▶ [Exercise prompt]
Pick out the lines below with "والفائدة" and list them.

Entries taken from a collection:
======
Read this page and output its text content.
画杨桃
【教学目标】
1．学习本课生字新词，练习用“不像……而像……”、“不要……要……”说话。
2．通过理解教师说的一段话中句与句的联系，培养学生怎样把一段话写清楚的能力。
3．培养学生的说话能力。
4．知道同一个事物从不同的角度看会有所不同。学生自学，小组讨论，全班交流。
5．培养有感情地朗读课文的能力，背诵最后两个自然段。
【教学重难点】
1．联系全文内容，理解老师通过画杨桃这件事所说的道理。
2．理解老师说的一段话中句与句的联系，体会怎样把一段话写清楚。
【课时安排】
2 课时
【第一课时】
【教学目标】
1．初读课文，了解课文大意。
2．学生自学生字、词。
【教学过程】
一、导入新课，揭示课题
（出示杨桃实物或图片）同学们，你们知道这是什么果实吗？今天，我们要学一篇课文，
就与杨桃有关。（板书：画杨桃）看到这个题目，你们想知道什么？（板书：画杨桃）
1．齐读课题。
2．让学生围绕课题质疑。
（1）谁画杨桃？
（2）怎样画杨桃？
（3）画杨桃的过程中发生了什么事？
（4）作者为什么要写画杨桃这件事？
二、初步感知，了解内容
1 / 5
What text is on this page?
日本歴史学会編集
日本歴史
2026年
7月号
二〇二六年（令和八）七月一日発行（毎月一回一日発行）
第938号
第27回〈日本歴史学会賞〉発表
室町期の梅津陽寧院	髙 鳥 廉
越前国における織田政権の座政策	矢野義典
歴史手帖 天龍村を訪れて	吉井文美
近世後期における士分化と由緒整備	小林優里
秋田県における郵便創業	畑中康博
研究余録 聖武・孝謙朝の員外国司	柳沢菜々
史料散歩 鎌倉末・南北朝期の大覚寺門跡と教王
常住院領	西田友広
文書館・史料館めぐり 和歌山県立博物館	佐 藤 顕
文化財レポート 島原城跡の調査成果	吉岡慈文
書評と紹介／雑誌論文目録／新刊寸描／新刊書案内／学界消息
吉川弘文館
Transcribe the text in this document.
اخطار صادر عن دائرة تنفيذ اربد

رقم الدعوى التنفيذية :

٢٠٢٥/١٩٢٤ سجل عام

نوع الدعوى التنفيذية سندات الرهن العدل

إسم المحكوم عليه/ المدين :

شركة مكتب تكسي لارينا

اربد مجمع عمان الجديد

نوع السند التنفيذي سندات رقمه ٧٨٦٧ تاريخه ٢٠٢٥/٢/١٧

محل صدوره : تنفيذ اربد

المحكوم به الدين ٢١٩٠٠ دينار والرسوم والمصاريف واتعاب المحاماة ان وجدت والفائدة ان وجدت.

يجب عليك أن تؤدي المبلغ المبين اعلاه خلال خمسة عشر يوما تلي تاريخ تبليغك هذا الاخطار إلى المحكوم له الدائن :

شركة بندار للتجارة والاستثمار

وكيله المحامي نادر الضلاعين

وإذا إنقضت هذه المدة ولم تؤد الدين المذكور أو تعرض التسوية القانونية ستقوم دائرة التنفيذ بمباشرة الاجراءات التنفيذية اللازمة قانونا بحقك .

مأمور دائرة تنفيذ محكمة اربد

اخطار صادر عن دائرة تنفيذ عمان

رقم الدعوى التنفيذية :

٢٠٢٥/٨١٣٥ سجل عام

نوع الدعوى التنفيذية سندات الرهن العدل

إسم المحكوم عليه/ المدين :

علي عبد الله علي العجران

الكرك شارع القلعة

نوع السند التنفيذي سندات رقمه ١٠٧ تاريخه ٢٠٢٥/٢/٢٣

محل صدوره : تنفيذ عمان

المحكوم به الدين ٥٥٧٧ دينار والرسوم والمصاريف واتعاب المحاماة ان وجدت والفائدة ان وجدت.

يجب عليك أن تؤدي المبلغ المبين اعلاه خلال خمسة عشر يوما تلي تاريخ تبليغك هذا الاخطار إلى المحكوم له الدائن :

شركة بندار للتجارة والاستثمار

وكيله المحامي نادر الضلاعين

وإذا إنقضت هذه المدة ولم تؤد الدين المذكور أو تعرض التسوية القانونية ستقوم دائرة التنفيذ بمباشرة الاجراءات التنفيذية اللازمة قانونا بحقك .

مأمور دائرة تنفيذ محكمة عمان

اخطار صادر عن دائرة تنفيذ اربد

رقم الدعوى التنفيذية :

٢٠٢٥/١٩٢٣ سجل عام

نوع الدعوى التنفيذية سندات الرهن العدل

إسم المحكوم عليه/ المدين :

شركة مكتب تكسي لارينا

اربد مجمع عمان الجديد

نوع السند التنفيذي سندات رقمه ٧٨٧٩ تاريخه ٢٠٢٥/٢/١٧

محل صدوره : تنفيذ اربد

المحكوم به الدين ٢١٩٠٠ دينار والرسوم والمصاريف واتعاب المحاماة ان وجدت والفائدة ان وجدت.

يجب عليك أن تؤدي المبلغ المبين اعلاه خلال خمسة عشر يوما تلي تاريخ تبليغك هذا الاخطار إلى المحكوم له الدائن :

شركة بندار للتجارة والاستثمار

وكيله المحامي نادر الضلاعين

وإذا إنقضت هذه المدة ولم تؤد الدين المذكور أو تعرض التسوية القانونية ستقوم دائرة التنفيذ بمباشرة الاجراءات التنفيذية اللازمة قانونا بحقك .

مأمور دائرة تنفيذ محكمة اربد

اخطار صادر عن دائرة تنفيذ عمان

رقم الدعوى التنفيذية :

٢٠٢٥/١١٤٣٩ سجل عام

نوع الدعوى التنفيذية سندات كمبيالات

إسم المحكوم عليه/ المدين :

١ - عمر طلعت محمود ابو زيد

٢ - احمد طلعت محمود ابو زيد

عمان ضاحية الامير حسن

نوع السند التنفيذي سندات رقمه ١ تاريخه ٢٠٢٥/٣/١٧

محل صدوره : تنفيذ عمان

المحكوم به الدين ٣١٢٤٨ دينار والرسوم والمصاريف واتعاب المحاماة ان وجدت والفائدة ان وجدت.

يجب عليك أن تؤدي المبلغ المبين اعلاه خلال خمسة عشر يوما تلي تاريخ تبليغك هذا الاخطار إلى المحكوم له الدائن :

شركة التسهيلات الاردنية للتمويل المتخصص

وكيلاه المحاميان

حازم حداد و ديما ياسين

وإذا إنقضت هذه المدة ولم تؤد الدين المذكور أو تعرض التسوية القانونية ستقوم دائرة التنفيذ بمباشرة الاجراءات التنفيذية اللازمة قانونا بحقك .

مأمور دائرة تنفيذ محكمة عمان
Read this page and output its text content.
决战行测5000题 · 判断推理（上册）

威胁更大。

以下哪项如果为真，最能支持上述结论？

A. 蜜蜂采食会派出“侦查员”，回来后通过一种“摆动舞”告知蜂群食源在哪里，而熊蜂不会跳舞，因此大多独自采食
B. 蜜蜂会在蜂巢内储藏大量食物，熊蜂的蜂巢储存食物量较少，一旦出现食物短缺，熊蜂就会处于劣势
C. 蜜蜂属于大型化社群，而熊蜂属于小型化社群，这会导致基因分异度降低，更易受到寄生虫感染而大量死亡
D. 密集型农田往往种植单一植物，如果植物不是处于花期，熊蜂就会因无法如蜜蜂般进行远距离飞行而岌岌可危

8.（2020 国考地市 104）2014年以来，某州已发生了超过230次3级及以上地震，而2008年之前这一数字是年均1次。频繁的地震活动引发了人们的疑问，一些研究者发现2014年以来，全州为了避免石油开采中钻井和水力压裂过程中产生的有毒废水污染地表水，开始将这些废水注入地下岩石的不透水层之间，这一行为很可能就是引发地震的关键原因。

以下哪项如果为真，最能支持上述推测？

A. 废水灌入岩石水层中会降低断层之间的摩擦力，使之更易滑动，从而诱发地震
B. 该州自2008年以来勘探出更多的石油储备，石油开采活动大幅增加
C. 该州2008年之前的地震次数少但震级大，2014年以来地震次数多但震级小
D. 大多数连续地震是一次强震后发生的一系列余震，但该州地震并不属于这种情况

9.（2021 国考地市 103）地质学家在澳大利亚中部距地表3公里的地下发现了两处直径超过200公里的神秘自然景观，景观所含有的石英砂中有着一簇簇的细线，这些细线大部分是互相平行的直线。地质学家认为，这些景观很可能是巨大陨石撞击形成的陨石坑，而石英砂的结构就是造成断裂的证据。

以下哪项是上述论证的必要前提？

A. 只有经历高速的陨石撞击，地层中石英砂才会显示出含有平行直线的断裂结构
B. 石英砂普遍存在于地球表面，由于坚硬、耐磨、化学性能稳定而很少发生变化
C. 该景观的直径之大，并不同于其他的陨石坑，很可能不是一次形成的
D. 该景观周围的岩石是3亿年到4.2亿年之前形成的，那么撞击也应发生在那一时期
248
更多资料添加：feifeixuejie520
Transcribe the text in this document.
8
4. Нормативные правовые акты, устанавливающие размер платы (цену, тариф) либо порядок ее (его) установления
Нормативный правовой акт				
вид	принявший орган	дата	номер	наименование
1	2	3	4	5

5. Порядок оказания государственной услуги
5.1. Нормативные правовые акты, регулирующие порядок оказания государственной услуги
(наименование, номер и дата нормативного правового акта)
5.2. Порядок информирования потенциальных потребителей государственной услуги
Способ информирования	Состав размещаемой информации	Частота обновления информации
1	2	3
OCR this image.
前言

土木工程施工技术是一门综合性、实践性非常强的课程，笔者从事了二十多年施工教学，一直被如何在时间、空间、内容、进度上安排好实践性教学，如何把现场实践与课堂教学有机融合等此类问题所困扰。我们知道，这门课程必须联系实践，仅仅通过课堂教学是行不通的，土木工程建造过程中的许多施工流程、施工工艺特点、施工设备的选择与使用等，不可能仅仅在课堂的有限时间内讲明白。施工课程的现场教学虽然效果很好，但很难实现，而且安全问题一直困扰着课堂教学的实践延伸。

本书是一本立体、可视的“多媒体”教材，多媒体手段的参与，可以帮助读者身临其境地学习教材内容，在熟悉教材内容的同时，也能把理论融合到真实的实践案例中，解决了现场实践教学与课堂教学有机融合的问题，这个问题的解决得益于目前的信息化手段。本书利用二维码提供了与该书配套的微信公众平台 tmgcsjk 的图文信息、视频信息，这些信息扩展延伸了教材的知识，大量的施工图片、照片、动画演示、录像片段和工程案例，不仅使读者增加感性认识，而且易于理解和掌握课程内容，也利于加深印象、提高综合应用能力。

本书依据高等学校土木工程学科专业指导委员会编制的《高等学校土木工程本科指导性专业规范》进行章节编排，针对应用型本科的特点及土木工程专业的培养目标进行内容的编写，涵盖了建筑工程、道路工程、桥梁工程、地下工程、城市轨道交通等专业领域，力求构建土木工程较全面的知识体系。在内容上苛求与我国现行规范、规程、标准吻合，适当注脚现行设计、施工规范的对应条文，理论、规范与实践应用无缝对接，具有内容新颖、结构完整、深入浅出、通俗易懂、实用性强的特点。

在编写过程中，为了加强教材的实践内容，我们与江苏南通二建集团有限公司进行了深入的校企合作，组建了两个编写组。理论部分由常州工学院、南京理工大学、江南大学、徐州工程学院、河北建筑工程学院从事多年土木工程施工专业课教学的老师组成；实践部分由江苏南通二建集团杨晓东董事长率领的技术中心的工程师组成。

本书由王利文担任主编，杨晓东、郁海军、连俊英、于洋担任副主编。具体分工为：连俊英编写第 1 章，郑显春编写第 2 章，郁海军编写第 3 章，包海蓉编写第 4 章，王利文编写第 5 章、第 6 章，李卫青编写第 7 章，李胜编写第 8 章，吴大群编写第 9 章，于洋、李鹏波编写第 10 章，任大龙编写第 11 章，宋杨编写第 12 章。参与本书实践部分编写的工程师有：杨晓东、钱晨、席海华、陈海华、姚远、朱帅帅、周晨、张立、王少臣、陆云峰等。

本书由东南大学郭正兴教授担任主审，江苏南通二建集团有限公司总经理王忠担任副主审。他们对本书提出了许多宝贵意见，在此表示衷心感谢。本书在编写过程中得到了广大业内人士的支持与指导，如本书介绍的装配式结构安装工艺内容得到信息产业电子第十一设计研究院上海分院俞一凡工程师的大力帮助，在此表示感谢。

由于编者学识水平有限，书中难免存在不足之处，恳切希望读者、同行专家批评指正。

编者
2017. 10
======
▶ [Response to the exercise]
المحكوم به الدين ٢١٩٠٠ دينار والرسوم والمصاريف واتعاب المحاماة ان وجدت والفائدة ان وجدت.
المحكوم به الدين ٥٥٧٧ دينار والرسوم والمصاريف واتعاب المحاماة ان وجدت والفائدة ان وجدت.
المحكوم به الدين ٢١٩٠٠ دينار والرسوم والمصاريف واتعاب المحاماة ان وجدت والفائدة ان وجدت.
المحكوم به الدين ٣١٢٤٨ دينار والرسوم والمصاريف واتعاب المحاماة ان وجدت والفائدة ان وجدت.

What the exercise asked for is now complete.